*Directions*. Take the line that contains "What does this" as the first line and the last line of the material below as the final one; reproduce exactly the lines between, inclusive.

** Start Information shown **

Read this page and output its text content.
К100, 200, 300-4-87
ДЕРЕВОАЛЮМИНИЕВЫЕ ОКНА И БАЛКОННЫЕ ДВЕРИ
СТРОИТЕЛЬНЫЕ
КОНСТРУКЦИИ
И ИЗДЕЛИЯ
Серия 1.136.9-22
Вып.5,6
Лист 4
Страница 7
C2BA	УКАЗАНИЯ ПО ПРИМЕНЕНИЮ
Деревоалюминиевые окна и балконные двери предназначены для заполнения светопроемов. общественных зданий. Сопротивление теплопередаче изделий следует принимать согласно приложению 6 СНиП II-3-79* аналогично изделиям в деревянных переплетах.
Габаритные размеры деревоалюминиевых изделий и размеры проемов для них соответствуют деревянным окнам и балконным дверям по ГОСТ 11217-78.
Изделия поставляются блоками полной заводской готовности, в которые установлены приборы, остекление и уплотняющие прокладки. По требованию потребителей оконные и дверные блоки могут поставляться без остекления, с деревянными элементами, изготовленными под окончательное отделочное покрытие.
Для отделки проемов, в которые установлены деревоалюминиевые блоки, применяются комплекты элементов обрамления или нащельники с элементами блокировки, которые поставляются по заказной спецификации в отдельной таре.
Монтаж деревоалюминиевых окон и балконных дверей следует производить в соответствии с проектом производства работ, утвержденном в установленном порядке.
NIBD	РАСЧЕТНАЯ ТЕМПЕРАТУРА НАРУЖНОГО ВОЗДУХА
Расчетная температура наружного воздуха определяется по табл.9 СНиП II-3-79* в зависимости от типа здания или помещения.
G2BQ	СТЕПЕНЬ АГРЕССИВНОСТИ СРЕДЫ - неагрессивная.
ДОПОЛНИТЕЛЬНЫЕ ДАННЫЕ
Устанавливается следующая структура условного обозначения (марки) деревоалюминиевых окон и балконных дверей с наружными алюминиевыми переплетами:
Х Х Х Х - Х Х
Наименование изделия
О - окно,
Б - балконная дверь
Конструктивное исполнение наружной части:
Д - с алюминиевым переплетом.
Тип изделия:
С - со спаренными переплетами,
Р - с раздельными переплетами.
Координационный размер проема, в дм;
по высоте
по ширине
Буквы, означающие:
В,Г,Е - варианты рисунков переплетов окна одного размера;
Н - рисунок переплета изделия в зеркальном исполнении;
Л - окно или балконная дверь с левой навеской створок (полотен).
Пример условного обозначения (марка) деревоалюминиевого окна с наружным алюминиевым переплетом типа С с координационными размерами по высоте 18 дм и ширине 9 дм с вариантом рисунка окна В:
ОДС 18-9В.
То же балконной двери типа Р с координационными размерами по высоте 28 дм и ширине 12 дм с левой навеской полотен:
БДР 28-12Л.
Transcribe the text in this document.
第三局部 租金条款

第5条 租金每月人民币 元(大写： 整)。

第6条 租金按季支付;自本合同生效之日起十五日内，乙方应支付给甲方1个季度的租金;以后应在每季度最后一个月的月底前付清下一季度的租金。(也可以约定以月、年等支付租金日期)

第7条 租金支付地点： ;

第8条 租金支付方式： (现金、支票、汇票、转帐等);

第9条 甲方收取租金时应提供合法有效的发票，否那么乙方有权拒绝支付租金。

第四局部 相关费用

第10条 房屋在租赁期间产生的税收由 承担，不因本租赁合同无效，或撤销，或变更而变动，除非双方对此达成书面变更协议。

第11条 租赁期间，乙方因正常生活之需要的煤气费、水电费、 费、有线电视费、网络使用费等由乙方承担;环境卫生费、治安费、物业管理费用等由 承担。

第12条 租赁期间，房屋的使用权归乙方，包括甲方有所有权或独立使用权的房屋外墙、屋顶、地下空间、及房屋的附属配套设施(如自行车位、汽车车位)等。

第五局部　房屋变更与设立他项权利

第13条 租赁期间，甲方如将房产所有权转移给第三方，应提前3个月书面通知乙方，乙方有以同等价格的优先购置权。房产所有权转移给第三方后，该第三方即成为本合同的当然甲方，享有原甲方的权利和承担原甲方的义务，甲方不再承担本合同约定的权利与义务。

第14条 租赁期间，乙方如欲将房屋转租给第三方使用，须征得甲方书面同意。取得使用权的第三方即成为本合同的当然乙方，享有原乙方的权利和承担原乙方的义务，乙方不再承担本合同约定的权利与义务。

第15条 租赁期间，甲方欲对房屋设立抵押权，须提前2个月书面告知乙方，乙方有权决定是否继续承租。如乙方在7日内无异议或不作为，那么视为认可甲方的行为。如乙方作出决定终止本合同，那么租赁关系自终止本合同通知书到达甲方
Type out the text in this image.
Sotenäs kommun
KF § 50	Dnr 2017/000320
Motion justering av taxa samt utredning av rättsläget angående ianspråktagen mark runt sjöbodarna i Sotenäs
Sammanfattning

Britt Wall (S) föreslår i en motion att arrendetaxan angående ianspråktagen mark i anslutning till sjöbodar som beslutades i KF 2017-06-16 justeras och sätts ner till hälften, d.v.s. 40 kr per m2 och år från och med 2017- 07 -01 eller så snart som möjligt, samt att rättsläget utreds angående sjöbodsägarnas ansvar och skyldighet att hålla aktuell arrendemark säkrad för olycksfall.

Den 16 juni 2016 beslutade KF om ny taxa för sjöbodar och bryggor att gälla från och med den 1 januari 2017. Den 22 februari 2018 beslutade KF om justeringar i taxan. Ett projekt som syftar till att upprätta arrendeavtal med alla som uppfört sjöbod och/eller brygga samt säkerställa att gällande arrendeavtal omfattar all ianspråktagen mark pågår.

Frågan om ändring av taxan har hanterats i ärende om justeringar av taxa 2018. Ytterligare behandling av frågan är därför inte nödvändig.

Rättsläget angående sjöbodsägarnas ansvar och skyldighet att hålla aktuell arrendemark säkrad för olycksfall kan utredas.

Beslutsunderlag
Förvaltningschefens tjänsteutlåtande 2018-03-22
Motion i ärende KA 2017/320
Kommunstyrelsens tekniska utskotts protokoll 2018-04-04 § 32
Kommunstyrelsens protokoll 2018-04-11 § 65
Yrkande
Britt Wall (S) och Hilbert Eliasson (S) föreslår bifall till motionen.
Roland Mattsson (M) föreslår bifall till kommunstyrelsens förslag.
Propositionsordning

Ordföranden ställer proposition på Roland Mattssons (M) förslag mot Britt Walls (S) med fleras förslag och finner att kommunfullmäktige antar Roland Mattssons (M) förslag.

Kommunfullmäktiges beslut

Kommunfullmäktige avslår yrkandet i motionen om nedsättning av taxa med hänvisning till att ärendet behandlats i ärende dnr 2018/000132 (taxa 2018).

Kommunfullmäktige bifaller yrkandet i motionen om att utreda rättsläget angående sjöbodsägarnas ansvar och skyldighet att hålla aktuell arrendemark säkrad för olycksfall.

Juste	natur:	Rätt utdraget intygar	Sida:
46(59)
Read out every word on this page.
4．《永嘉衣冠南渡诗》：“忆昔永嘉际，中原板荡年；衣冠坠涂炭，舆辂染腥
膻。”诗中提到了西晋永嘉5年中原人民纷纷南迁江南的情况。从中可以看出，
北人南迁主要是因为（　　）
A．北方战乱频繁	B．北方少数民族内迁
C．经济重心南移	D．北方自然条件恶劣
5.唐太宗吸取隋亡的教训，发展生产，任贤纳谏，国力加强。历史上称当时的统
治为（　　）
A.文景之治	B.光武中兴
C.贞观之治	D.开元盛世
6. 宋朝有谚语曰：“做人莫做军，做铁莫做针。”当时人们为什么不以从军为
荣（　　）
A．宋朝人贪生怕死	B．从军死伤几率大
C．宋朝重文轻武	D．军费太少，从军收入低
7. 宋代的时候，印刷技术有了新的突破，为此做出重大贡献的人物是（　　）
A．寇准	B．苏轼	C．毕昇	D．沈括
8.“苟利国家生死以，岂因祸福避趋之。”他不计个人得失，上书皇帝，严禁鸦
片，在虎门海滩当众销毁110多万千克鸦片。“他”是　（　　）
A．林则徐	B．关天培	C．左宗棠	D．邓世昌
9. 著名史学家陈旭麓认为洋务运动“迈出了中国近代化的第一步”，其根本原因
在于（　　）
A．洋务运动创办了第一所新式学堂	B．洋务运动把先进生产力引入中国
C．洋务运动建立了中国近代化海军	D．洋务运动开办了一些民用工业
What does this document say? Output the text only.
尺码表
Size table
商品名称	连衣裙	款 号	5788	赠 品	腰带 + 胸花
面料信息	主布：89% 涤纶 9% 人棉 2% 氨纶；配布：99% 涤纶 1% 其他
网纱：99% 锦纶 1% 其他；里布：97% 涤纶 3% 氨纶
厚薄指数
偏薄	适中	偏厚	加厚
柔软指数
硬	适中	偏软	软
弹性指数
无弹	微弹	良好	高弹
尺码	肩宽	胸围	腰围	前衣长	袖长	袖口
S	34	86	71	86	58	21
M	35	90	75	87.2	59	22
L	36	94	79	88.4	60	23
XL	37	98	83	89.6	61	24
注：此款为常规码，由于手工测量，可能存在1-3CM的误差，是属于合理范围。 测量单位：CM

** End Information shown **

*Correct output*.
What does this document say? Output the text only.
尺码表
Size table
商品名称	连衣裙	款 号	5788	赠 品	腰带 + 胸花
面料信息	主布：89% 涤纶 9% 人棉 2% 氨纶；配布：99% 涤纶 1% 其他
网纱：99% 锦纶 1% 其他；里布：97% 涤纶 3% 氨纶
厚薄指数
偏薄	适中	偏厚	加厚
柔软指数
硬	适中	偏软	软
弹性指数
无弹	微弹	良好	高弹
尺码	肩宽	胸围	腰围	前衣长	袖长	袖口
S	34	86	71	86	58	21
M	35	90	75	87.2	59	22
L	36	94	79	88.4	60	23
XL	37	98	83	89.6	61	24
注：此款为常规码，由于手工测量，可能存在1-3CM的误差，是属于合理范围。 测量单位：CM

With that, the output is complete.